### Görev 1
Gazze'deki savaşa dair metinden "Üçüncü yol ise, esirlerin" sözleriyle başlayıp "ve çaba gerektiriyor." sözlerine kadar süren bölümü hiç değiştirmeden döndür.

### Sayfa alıntısı

-----

Üçüncü yol ise, esirlerin özgürleşmesine olanak sağlayacak koşulların yaratılması.
Haymen'a göre, hava saldırılarını yoğunlaştırmaya devam etmek ve ardından Hamas'la ateşkes yapmak, Hamas'ın yönetimini değiştirecek bir başarıya yol açmayacak.
Gazze Şeridi'nin tamamen işgal edilmesi ve temizlenmesi, hareketin askeri kolunun imhasını sağlamak için uzun bir zaman ve çaba gerektiriyor.
Haymen ayrıca, "İsrail'in bu savaştaki amaçlarından birinin, Gazze'ye yönelik operasyonu dağıtacak ve zayıflatacak çok cepheli bir savaşa sürüklenmemek olduğunu, bu nedenle kuzey cephesine yönelik atılacak her adımın dikkatle düşünülmesi gerektiğini" ifade etti.
"Hamas'la yaşanan çatışmanın çok cepheli bir savaşa dönüşmemesi için kuzeyden gelecek herhangi bir ateşe histerik bir şekilde müdahale etmemiz uygun olmaz" şeklinde konuşan Haymen, "Savunmamızı geliştirmek ve bölgede kalıcı bir caydırıcı varlık oluşturmak için hazırlanmalıyız" dedi.
Gazze ile Mısır arasındaki iletişimin kesilmesi
İsrail Ulusal Güvenlik Konseyi'nin eski başkanı emekli General Giora Eiland ise Hamas operasyonunun ortaya çıkardığı başarısızlıkların, askeri liderlik sisteminin çöktüğüne dair şüpheye yer bırakmayacak bir duruma işaret ettiğine inanıyor.

-----

(Mekânsal etiketleme kayıtları)

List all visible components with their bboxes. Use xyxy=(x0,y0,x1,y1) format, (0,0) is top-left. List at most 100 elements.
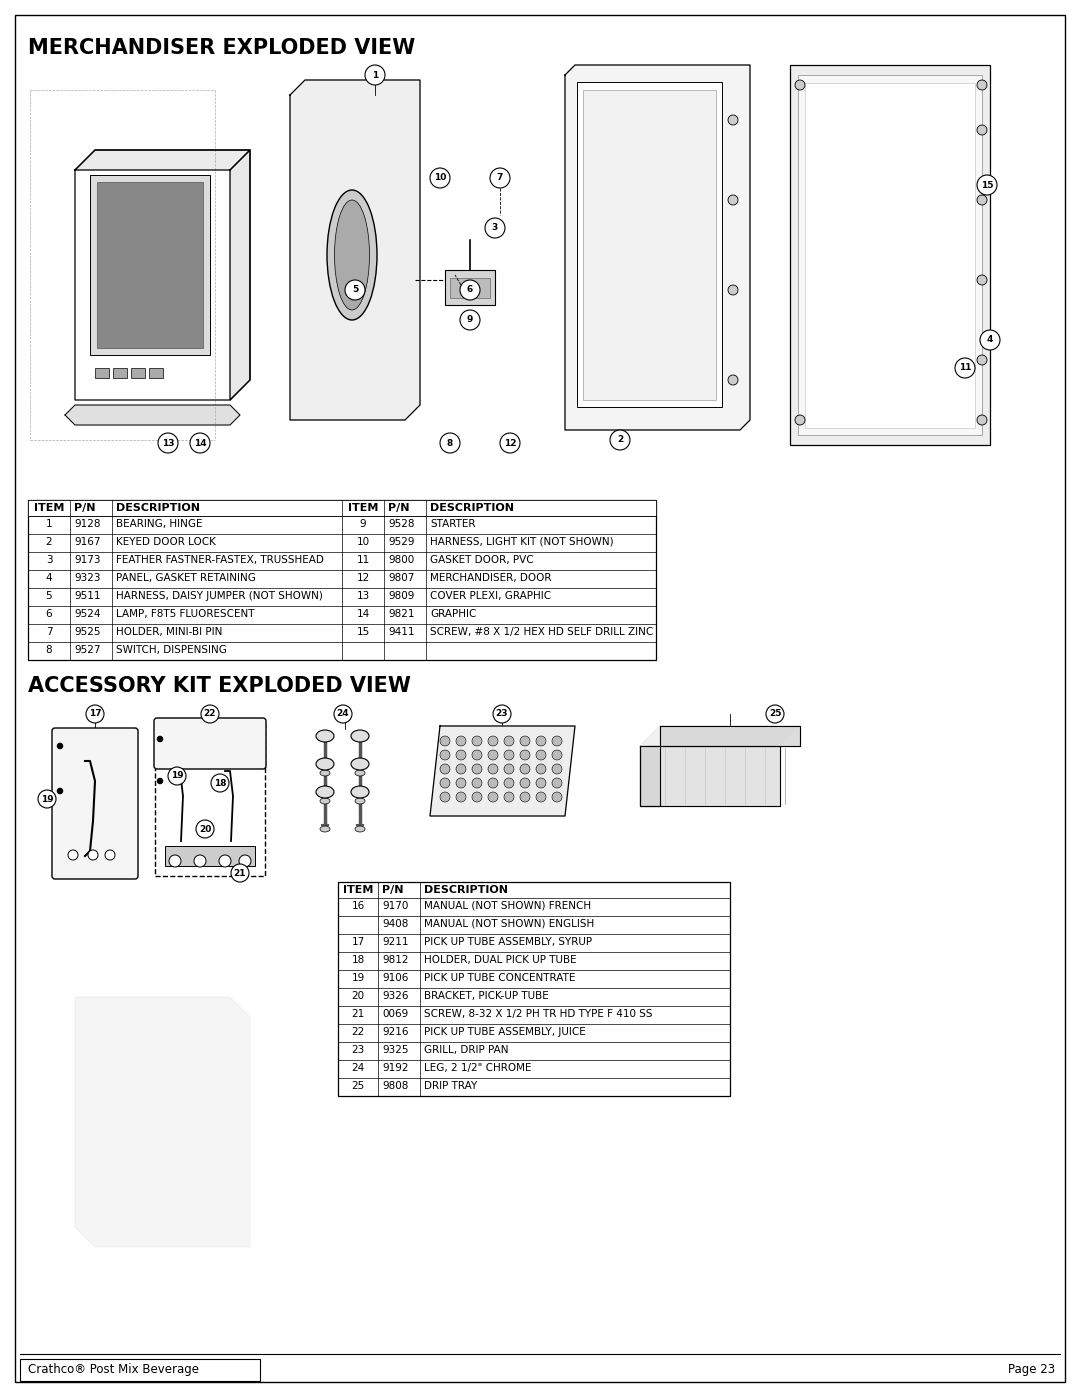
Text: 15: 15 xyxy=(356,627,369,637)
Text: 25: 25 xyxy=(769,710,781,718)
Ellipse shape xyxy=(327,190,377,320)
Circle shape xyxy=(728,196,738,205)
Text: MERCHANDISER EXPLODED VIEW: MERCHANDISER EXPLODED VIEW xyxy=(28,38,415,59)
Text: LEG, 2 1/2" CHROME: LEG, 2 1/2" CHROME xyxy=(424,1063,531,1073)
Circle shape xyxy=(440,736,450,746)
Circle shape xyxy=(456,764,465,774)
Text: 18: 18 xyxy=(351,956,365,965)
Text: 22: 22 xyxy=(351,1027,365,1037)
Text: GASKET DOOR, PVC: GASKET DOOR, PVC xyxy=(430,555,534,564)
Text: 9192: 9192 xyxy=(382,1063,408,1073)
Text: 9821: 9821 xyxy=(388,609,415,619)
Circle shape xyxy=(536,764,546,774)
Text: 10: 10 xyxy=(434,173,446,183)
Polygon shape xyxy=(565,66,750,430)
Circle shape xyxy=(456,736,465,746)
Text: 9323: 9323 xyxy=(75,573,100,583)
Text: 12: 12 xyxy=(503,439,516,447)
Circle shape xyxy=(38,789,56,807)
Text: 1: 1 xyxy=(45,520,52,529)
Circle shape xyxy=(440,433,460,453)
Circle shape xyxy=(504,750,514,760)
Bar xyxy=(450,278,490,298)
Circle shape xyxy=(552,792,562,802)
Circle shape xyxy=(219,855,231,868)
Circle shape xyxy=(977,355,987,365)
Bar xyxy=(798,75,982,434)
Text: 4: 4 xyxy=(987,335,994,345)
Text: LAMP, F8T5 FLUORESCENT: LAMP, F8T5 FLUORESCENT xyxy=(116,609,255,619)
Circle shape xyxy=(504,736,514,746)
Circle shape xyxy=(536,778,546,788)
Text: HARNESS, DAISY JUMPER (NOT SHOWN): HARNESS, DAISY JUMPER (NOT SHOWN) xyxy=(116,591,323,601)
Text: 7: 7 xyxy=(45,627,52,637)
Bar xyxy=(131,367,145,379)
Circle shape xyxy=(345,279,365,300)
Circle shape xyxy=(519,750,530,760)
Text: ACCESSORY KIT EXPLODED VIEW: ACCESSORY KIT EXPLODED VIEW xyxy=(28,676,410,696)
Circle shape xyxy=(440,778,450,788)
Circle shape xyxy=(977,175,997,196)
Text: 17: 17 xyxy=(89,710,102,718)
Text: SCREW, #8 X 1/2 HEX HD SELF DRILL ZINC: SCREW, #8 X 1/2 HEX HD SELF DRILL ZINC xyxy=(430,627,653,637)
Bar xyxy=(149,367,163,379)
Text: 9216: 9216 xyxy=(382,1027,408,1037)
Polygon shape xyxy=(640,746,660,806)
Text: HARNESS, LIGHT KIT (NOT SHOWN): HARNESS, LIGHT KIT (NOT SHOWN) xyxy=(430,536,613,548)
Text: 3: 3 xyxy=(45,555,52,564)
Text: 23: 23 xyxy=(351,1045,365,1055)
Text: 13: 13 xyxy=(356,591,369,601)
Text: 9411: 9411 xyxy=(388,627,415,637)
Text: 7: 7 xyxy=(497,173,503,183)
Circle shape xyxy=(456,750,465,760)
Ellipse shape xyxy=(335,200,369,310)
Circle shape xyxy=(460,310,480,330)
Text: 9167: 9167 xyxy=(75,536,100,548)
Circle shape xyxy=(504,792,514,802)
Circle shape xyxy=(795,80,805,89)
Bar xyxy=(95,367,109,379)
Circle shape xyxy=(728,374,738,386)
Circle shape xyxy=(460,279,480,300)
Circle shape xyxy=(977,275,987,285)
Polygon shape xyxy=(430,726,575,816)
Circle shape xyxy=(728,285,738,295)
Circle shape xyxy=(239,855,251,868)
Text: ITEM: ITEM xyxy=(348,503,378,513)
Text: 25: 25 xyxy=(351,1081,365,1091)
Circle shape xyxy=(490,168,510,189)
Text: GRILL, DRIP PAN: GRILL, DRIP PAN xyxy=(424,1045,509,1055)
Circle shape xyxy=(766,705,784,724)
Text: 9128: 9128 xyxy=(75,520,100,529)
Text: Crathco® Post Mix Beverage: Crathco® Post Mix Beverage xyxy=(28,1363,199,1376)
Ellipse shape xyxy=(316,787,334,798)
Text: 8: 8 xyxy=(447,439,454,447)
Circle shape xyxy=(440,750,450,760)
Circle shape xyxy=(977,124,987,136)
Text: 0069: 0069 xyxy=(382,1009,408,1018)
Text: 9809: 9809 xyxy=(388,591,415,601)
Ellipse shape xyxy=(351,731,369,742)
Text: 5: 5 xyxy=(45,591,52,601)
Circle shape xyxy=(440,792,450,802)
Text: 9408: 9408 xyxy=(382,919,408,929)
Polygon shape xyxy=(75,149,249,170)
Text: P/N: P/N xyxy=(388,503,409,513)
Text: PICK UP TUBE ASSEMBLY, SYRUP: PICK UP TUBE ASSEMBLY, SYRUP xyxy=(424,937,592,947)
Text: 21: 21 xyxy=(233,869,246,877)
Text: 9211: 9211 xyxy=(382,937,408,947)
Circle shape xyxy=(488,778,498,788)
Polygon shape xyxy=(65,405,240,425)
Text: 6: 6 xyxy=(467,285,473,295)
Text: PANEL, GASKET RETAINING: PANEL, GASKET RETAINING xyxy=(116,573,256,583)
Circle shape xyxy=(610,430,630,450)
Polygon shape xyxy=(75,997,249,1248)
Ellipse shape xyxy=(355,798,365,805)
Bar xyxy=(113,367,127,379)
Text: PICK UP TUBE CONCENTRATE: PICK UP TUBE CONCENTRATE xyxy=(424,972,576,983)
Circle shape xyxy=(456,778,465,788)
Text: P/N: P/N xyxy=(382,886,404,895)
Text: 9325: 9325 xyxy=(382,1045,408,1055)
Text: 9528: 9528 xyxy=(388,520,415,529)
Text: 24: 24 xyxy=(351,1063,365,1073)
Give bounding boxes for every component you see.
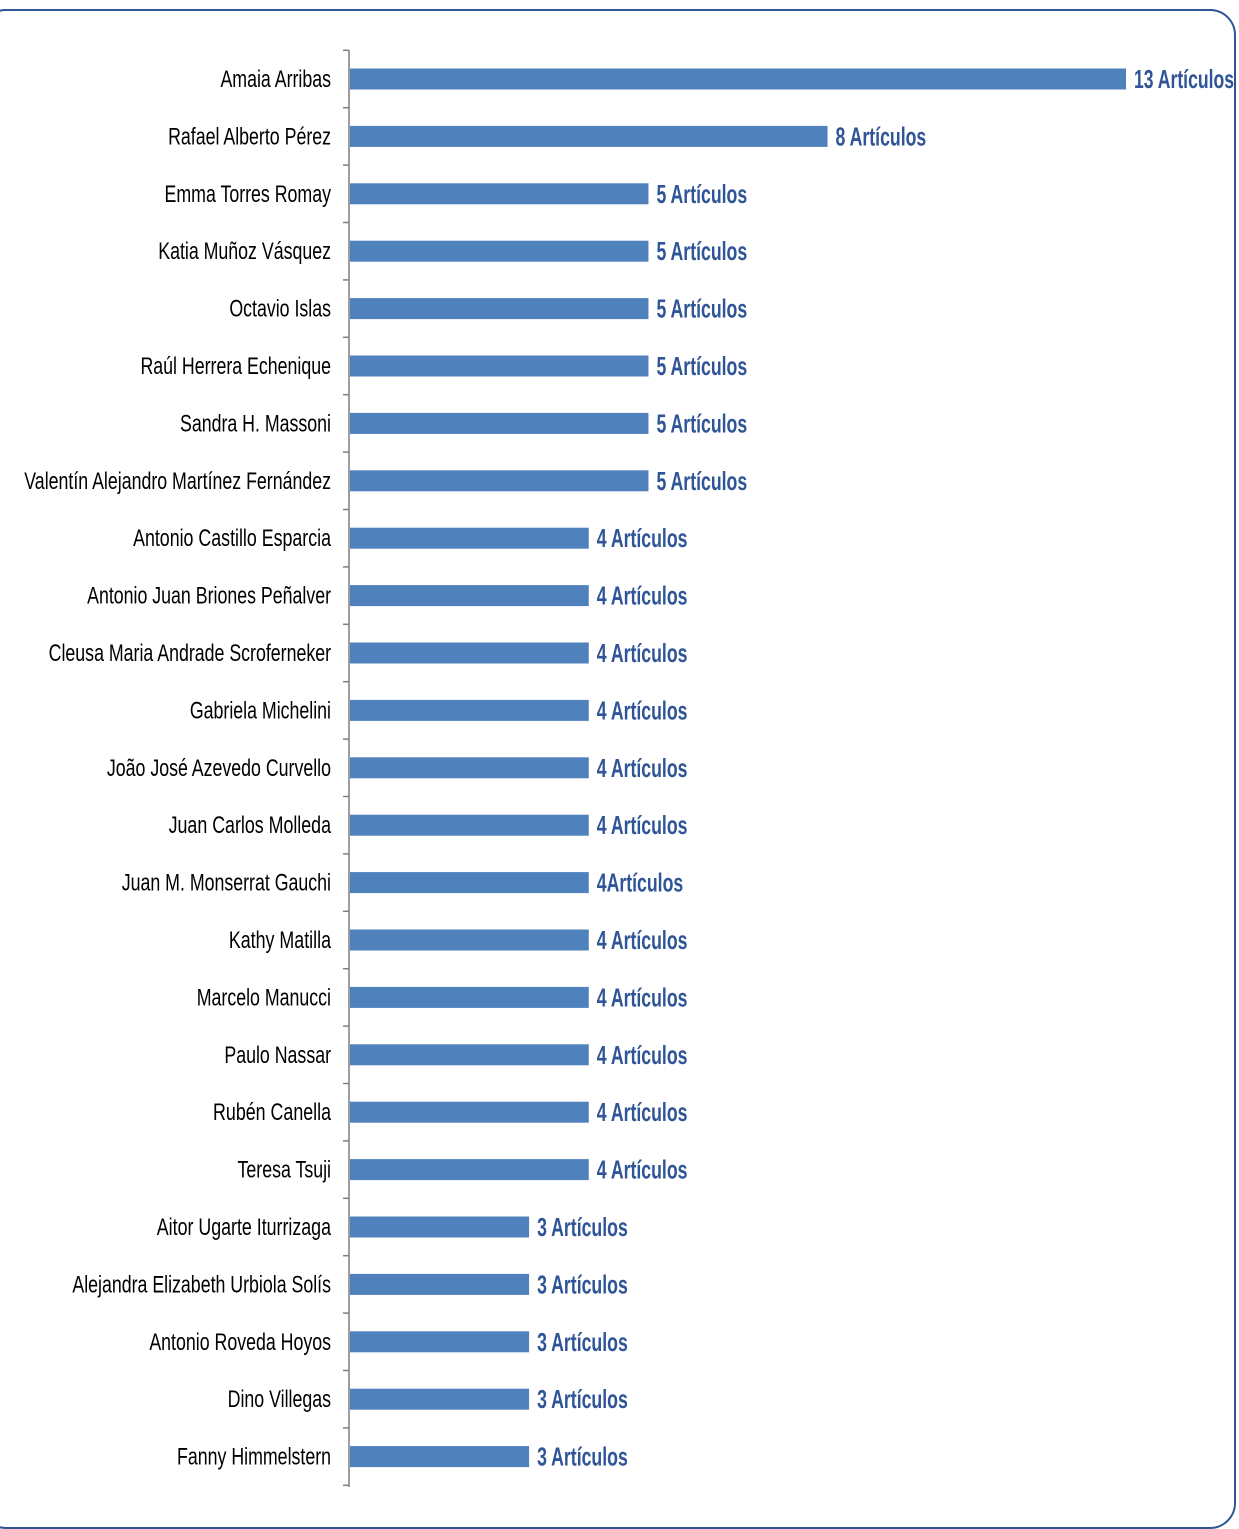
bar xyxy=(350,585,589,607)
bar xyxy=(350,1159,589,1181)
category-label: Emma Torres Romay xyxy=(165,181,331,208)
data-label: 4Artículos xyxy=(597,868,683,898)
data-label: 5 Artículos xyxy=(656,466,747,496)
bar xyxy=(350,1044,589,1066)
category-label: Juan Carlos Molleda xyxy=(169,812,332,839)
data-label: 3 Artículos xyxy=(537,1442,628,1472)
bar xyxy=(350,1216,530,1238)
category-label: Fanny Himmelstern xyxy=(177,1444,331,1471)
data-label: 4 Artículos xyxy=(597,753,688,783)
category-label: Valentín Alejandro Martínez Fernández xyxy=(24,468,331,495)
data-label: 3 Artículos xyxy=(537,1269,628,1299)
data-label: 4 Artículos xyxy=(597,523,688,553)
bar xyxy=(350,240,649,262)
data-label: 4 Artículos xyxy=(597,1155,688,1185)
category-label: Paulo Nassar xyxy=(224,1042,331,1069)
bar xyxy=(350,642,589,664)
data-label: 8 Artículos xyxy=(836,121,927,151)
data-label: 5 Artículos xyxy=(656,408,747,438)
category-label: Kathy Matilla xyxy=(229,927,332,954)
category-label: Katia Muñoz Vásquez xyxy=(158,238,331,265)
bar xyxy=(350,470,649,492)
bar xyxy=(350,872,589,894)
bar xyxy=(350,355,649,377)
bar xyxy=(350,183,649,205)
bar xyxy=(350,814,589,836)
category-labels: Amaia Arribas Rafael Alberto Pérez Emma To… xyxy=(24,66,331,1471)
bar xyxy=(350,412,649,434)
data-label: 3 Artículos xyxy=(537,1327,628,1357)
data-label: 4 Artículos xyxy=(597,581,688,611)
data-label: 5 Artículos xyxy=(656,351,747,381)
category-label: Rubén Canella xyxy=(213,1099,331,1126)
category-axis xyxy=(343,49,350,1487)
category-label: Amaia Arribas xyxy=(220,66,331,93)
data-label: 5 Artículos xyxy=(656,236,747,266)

-----

### Görev 2
Yukarıdaki kayıtlarda "category" sözcüğünü içeren her satırı olduğu gibi topla.

### Yazılı çözüm 1
Üçüncü yol ise, esirlerin özgürleşmesine olanak sağlayacak koşulların yaratılması.
Haymen'a göre, hava saldırılarını yoğunlaştırmaya devam etmek ve ardından Hamas'la ateşkes yapmak, Hamas'ın yönetimini değiştirecek bir başarıya yol açmayacak.
Gazze Şeridi'nin tamamen işgal edilmesi ve temizlenmesi, hareketin askeri kolunun imhasını sağlamak için uzun bir zaman ve çaba gerektiriyor.

### Yazılı çözüm 2
category-label: Emma Torres Romay xyxy=(165,181,331,208)
category-label: Juan Carlos Molleda xyxy=(169,812,332,839)
category-label: Fanny Himmelstern xyxy=(177,1444,331,1471)
category-label: Valentín Alejandro Martínez Fernández xyxy=(24,468,331,495)
category-label: Paulo Nassar xyxy=(224,1042,331,1069)
category-label: Kathy Matilla xyxy=(229,927,332,954)
category-label: Katia Muñoz Vásquez xyxy=(158,238,331,265)
category-labels: Amaia Arribas Rafael Alberto Pérez Emma To… xyxy=(24,66,331,1471)
category-label: Rubén Canella xyxy=(213,1099,331,1126)
category-axis xyxy=(343,49,350,1487)
category-label: Amaia Arribas xyxy=(220,66,331,93)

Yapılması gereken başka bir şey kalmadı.